====== Records for processing ======
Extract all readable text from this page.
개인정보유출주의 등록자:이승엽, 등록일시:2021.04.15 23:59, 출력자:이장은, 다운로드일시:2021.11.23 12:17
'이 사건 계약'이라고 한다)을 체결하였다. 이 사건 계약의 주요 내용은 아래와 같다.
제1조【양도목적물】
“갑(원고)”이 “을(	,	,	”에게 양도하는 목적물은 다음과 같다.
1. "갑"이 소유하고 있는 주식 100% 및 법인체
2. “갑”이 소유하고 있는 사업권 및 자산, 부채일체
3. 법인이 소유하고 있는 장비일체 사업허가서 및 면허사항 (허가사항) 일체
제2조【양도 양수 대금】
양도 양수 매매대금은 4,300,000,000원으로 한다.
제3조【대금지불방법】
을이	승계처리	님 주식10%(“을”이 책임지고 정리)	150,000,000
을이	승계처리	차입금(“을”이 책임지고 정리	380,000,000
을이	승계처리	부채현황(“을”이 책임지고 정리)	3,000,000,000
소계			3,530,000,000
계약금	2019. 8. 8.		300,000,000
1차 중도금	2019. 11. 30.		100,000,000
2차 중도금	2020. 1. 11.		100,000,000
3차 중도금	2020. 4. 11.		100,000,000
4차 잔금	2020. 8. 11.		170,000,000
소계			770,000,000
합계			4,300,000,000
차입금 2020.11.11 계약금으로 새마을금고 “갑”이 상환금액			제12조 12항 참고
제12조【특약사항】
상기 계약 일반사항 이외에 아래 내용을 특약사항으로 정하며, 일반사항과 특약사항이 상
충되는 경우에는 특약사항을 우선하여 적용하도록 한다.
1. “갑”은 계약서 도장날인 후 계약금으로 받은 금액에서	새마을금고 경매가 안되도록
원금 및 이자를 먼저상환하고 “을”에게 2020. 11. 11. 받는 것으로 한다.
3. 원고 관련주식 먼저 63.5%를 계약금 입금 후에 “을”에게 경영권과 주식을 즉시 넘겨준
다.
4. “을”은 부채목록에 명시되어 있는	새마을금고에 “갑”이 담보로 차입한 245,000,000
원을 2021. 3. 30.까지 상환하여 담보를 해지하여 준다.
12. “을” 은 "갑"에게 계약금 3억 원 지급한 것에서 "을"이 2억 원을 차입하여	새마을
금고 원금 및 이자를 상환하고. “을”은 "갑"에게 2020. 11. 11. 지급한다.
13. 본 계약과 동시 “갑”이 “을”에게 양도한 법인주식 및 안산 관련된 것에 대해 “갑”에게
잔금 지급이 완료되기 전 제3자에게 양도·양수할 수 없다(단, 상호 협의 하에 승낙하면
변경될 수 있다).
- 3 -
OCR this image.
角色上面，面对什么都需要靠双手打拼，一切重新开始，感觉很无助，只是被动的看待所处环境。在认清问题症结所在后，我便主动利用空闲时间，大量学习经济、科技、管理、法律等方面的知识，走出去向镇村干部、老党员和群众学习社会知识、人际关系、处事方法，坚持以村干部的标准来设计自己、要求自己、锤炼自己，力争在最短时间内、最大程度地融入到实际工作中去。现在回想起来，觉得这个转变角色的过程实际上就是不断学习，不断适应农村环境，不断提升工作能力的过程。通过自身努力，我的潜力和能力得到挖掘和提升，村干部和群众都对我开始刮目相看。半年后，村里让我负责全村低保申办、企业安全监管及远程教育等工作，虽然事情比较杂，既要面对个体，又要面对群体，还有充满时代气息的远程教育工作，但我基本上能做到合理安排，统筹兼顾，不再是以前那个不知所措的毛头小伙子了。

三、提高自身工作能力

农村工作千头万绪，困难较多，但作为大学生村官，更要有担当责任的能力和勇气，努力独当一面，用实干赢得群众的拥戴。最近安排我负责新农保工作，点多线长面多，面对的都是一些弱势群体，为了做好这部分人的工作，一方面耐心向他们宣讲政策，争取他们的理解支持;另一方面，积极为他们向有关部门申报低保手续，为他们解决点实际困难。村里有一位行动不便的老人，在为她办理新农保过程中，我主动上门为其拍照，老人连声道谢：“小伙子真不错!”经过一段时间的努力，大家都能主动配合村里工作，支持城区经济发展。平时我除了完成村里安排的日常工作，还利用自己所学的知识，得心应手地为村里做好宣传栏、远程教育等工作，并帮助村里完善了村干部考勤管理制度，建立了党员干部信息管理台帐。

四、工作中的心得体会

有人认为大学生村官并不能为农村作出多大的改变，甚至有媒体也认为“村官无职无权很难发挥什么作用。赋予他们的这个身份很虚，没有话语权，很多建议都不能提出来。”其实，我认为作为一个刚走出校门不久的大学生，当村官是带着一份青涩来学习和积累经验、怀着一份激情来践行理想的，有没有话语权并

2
======
====== Records for processing ======
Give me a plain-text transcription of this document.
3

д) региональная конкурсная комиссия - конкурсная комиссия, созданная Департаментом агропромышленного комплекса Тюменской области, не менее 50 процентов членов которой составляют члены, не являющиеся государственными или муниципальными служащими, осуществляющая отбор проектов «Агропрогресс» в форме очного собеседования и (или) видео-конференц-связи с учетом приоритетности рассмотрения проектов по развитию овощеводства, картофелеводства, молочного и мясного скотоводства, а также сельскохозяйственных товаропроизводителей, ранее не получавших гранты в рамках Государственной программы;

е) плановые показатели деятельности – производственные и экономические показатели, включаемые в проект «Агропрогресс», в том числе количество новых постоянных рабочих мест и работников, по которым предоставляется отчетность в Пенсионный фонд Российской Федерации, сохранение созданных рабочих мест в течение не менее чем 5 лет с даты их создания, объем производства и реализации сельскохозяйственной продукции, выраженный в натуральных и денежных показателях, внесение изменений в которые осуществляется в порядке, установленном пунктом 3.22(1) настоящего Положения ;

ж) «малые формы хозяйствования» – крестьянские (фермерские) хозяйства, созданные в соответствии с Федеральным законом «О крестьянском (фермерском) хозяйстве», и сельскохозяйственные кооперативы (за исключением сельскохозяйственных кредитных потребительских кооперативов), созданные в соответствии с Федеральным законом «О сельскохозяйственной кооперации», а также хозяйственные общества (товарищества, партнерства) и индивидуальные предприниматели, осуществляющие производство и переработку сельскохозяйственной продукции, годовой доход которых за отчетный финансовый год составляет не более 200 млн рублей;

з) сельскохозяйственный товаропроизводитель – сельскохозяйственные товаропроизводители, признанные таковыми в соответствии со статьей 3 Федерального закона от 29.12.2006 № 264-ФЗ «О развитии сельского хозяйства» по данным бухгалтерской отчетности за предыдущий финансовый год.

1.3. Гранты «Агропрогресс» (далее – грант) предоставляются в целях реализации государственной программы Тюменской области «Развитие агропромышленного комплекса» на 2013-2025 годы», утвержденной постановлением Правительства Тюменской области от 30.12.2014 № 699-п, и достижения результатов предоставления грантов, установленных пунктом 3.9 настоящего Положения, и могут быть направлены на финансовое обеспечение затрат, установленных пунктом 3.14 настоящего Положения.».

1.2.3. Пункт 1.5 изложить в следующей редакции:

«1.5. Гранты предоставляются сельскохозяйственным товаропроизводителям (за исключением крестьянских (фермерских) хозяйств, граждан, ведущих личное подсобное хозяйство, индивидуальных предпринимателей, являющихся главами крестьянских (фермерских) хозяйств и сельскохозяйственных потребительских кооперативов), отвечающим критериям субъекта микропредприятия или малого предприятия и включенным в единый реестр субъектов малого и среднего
======
====== Records for processing ======
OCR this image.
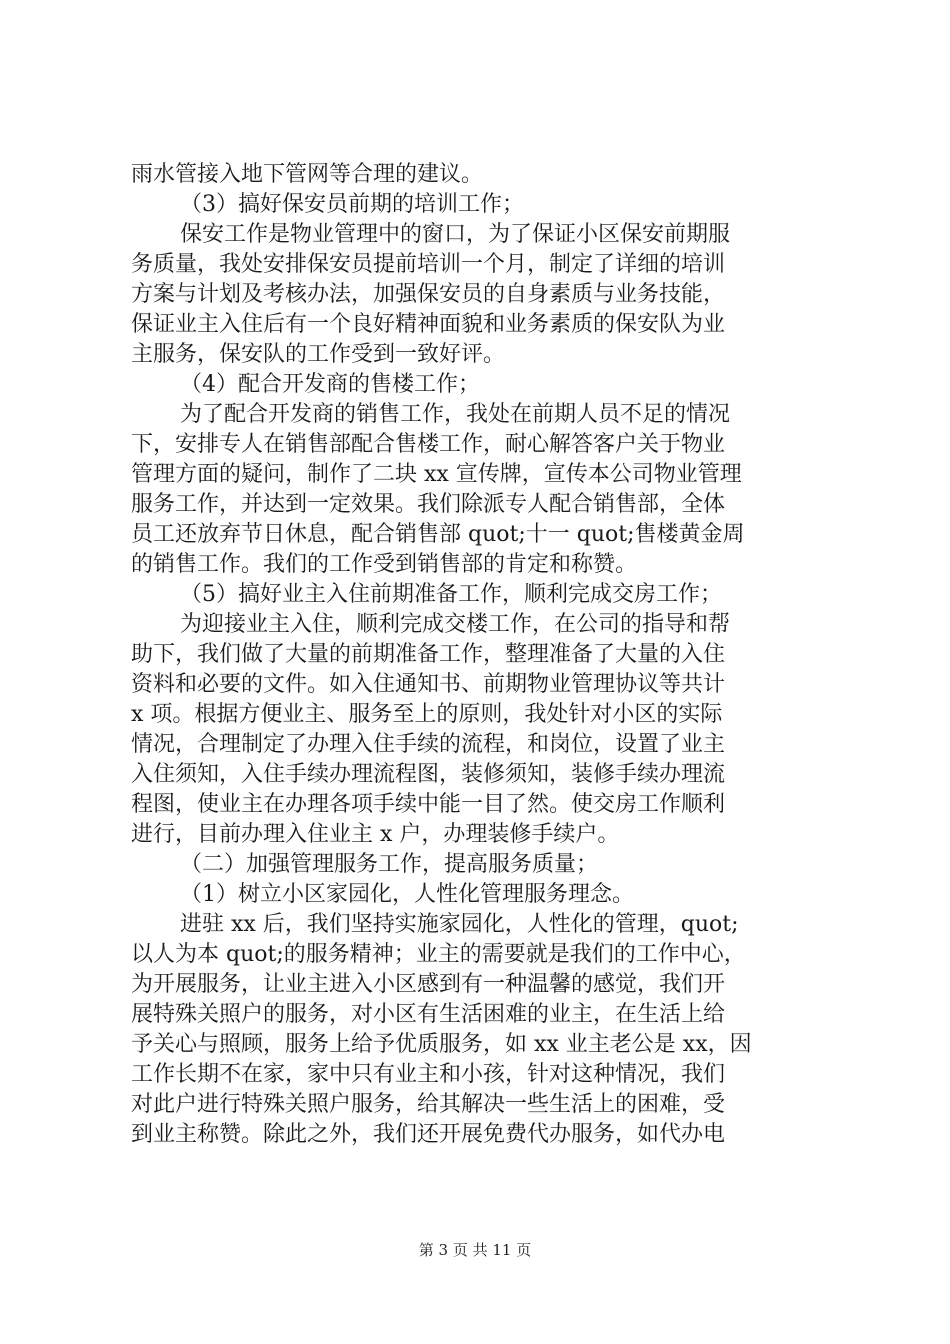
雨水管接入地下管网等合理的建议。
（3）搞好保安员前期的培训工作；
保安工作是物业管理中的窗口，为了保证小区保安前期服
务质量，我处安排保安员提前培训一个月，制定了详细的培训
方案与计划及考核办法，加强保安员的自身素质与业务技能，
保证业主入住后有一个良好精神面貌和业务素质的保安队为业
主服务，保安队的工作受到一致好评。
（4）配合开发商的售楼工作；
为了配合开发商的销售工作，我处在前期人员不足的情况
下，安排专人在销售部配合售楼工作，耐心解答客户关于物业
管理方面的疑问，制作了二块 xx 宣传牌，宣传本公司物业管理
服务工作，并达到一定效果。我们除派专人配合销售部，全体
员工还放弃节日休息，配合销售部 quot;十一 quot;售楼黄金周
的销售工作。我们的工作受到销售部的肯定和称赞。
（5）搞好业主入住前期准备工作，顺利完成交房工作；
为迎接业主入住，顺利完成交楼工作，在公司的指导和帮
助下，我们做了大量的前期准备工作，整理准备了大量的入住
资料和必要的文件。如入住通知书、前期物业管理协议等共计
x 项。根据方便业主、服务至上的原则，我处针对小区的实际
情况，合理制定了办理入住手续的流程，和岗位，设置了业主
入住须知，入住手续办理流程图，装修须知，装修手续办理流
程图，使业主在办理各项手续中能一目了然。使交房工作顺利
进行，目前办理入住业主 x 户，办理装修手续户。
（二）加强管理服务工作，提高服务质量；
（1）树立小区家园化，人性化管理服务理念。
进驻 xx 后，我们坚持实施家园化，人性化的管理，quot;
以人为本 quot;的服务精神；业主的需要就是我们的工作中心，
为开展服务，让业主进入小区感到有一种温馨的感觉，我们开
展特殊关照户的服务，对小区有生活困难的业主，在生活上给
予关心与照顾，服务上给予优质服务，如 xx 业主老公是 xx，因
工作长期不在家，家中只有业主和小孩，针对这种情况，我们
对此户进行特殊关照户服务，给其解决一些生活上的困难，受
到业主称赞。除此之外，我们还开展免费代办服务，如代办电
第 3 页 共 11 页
======
### Exercise details
Copy each line of the listing that holds the word "финансовый".

### Exercise response
ж) «малые формы хозяйствования» – крестьянские (фермерские) хозяйства, созданные в соответствии с Федеральным законом «О крестьянском (фермерском) хозяйстве», и сельскохозяйственные кооперативы (за исключением сельскохозяйственных кредитных потребительских кооперативов), созданные в соответствии с Федеральным законом «О сельскохозяйственной кооперации», а также хозяйственные общества (товарищества, партнерства) и индивидуальные предприниматели, осуществляющие производство и переработку сельскохозяйственной продукции, годовой доход которых за отчетный финансовый год составляет не более 200 млн рублей;
з) сельскохозяйственный товаропроизводитель – сельскохозяйственные товаропроизводители, признанные таковыми в соответствии со статьей 3 Федерального закона от 29.12.2006 № 264-ФЗ «О развитии сельского хозяйства» по данным бухгалтерской отчетности за предыдущий финансовый год.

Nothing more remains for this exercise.